Could you copy every line from the material below in which "velocity" appears?

───── SOURCE RECORDS

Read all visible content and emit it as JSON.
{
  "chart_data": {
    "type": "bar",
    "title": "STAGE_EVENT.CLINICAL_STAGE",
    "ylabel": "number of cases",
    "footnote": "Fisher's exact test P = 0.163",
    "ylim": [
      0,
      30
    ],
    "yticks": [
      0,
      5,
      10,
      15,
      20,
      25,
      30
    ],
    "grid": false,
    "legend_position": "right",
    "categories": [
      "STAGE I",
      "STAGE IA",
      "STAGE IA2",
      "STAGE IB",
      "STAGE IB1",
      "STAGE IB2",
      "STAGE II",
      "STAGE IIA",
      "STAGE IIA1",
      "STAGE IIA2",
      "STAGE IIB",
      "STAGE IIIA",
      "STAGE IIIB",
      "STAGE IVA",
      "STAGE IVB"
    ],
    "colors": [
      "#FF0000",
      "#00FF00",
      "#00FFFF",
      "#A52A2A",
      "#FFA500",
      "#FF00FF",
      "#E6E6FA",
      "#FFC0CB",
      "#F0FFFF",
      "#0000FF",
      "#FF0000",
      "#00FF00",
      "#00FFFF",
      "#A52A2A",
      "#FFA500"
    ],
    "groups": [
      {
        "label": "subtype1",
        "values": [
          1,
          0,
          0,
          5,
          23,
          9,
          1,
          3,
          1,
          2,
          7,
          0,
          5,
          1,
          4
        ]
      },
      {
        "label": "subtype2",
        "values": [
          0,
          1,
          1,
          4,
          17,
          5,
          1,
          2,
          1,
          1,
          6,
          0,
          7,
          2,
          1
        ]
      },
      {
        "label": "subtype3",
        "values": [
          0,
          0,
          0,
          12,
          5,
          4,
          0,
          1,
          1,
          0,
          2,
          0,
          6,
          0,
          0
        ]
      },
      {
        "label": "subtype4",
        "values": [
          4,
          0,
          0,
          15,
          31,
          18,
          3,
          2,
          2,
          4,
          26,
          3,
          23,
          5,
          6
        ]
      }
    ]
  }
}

──────────
───── SOURCE RECORDS

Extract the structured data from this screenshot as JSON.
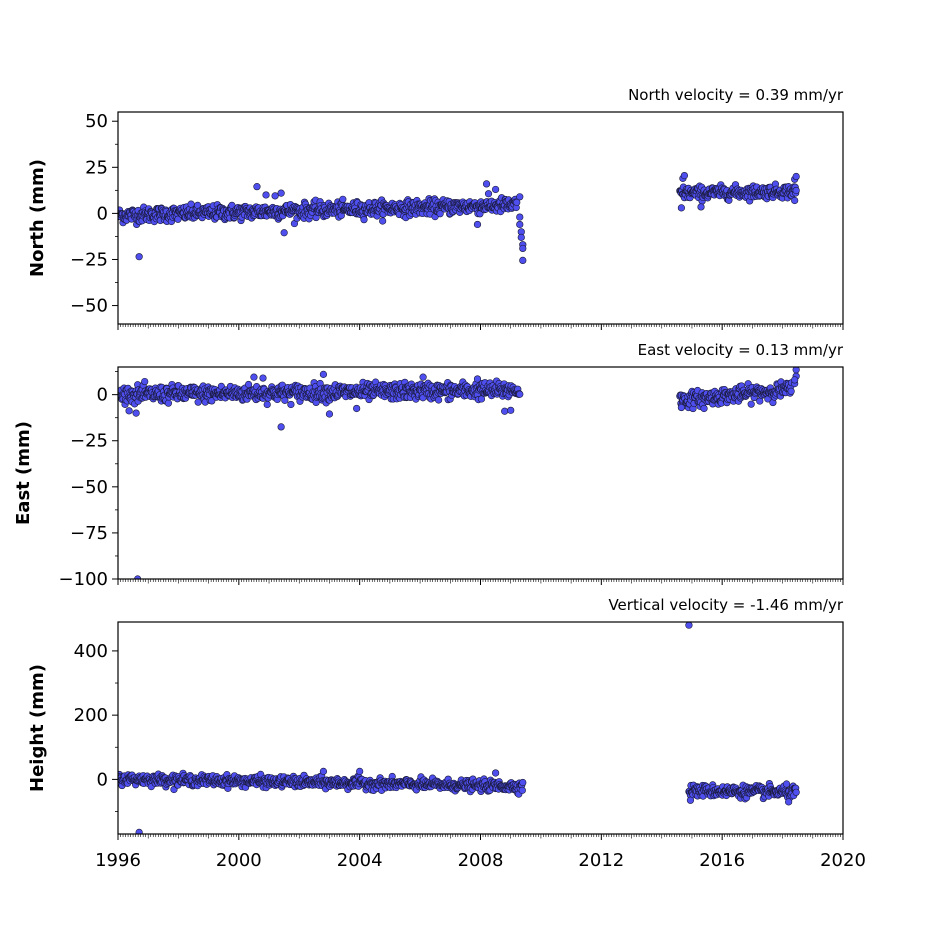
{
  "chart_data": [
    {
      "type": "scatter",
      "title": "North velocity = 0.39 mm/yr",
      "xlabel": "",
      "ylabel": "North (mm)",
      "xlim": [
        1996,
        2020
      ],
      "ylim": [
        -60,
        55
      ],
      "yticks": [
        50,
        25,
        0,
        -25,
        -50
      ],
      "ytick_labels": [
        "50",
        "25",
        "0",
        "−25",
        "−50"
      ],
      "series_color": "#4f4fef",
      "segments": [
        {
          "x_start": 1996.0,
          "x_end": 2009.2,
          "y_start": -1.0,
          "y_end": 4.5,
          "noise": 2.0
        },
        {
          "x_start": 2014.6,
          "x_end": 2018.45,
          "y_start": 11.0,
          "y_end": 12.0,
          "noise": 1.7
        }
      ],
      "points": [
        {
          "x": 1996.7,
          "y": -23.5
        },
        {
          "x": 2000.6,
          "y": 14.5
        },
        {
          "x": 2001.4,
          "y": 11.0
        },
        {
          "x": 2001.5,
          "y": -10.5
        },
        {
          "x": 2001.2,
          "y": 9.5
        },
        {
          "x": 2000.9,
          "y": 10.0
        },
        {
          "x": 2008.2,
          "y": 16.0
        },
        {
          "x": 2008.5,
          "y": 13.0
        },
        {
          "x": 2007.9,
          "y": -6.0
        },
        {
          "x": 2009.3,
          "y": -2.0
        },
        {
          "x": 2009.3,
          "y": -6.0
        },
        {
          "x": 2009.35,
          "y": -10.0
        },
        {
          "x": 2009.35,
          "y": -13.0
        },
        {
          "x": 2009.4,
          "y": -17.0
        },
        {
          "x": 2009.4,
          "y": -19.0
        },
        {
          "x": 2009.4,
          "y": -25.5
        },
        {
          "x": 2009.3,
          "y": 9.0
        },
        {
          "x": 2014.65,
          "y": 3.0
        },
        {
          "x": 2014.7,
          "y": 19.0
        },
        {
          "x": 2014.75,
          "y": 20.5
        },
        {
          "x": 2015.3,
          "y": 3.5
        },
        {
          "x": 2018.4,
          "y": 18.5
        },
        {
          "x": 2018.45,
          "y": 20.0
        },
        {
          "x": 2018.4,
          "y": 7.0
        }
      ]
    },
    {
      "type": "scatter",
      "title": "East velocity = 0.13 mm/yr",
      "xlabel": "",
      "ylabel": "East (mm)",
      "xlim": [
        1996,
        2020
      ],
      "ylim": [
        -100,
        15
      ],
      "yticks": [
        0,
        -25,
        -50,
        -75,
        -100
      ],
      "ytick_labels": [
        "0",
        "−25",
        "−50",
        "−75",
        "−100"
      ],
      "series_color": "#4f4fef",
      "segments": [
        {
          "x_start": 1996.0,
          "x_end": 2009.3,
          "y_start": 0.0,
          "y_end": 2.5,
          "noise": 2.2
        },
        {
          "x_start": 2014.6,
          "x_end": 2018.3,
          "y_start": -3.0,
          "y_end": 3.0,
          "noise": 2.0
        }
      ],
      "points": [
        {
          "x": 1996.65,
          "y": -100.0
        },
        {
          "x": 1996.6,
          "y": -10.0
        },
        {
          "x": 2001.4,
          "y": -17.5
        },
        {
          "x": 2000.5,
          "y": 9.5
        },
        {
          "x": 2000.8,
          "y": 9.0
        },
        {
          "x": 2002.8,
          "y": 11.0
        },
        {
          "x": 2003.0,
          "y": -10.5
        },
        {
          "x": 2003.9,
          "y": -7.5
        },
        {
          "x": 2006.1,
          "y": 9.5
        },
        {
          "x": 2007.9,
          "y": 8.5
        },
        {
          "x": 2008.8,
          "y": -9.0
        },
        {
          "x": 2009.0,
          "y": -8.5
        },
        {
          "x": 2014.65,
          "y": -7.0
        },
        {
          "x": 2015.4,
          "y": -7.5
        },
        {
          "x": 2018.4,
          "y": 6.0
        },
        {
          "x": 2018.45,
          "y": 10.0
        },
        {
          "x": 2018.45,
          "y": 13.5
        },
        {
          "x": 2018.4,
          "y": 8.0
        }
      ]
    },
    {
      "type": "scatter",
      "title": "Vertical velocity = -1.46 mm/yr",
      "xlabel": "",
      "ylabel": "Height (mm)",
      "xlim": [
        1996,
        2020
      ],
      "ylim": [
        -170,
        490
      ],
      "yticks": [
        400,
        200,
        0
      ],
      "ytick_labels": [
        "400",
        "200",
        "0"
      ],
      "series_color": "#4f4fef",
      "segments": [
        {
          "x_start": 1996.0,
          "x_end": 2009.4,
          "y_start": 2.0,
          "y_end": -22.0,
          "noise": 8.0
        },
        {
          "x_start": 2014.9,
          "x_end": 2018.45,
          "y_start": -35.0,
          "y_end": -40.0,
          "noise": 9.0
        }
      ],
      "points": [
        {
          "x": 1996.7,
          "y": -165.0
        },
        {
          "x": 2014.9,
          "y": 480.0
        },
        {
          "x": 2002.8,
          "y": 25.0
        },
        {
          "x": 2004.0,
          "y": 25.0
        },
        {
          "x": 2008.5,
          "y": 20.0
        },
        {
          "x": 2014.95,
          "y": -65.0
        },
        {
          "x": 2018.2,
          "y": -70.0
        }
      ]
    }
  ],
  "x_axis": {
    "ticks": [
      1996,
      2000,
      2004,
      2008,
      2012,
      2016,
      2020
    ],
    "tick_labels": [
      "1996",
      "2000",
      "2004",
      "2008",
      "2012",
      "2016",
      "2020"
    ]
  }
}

──────────

TASK SOLUTION
      "title": "North velocity = 0.39 mm/yr",
      "title": "East velocity = 0.13 mm/yr",
      "title": "Vertical velocity = -1.46 mm/yr",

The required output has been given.